To do
Below is a set of records; restate each one word for word.

Stored entries
--------------------------------

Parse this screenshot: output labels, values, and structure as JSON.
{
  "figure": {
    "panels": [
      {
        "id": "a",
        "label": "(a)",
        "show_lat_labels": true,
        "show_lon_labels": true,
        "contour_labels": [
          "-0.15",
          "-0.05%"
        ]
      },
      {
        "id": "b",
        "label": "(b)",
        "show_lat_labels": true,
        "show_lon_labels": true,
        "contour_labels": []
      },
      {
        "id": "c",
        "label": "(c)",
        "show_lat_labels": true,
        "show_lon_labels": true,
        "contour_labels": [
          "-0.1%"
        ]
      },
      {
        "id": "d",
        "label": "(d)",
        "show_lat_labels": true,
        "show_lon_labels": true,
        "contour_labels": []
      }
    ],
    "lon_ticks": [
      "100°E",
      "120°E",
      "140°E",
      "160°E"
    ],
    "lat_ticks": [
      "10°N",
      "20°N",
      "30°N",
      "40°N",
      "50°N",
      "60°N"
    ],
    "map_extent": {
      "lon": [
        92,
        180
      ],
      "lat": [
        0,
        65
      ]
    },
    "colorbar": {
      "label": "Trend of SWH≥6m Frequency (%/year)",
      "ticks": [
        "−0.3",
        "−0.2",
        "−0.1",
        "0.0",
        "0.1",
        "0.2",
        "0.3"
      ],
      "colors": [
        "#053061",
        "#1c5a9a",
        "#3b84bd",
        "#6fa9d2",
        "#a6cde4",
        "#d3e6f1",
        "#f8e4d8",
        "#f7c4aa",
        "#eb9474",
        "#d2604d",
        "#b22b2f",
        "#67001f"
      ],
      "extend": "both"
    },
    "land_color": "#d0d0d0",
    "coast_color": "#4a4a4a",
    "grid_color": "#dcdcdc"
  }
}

--------------------------------

Solution to the exercise
Parse this screenshot: output labels, values, and structure as JSON.
{
  "figure": {
    "panels": [
      {
        "id": "a",
        "label": "(a)",
        "show_lat_labels": true,
        "show_lon_labels": true,
        "contour_labels": [
          "-0.15",
          "-0.05%"
        ]
      },
      {
        "id": "b",
        "label": "(b)",
        "show_lat_labels": true,
        "show_lon_labels": true,
        "contour_labels": []
      },
      {
        "id": "c",
        "label": "(c)",
        "show_lat_labels": true,
        "show_lon_labels": true,
        "contour_labels": [
          "-0.1%"
        ]
      },
      {
        "id": "d",
        "label": "(d)",
        "show_lat_labels": true,
        "show_lon_labels": true,
        "contour_labels": []
      }
    ],
    "lon_ticks": [
      "100°E",
      "120°E",
      "140°E",
      "160°E"
    ],
    "lat_ticks": [
      "10°N",
      "20°N",
      "30°N",
      "40°N",
      "50°N",
      "60°N"
    ],
    "map_extent": {
      "lon": [
        92,
        180
      ],
      "lat": [
        0,
        65
      ]
    },
    "colorbar": {
      "label": "Trend of SWH≥6m Frequency (%/year)",
      "ticks": [
        "−0.3",
        "−0.2",
        "−0.1",
        "0.0",
        "0.1",
        "0.2",
        "0.3"
      ],
      "colors": [
        "#053061",
        "#1c5a9a",
        "#3b84bd",
        "#6fa9d2",
        "#a6cde4",
        "#d3e6f1",
        "#f8e4d8",
        "#f7c4aa",
        "#eb9474",
        "#d2604d",
        "#b22b2f",
        "#67001f"
      ],
      "extend": "both"
    },
    "land_color": "#d0d0d0",
    "coast_color": "#4a4a4a",
    "grid_color": "#dcdcdc"
  }
}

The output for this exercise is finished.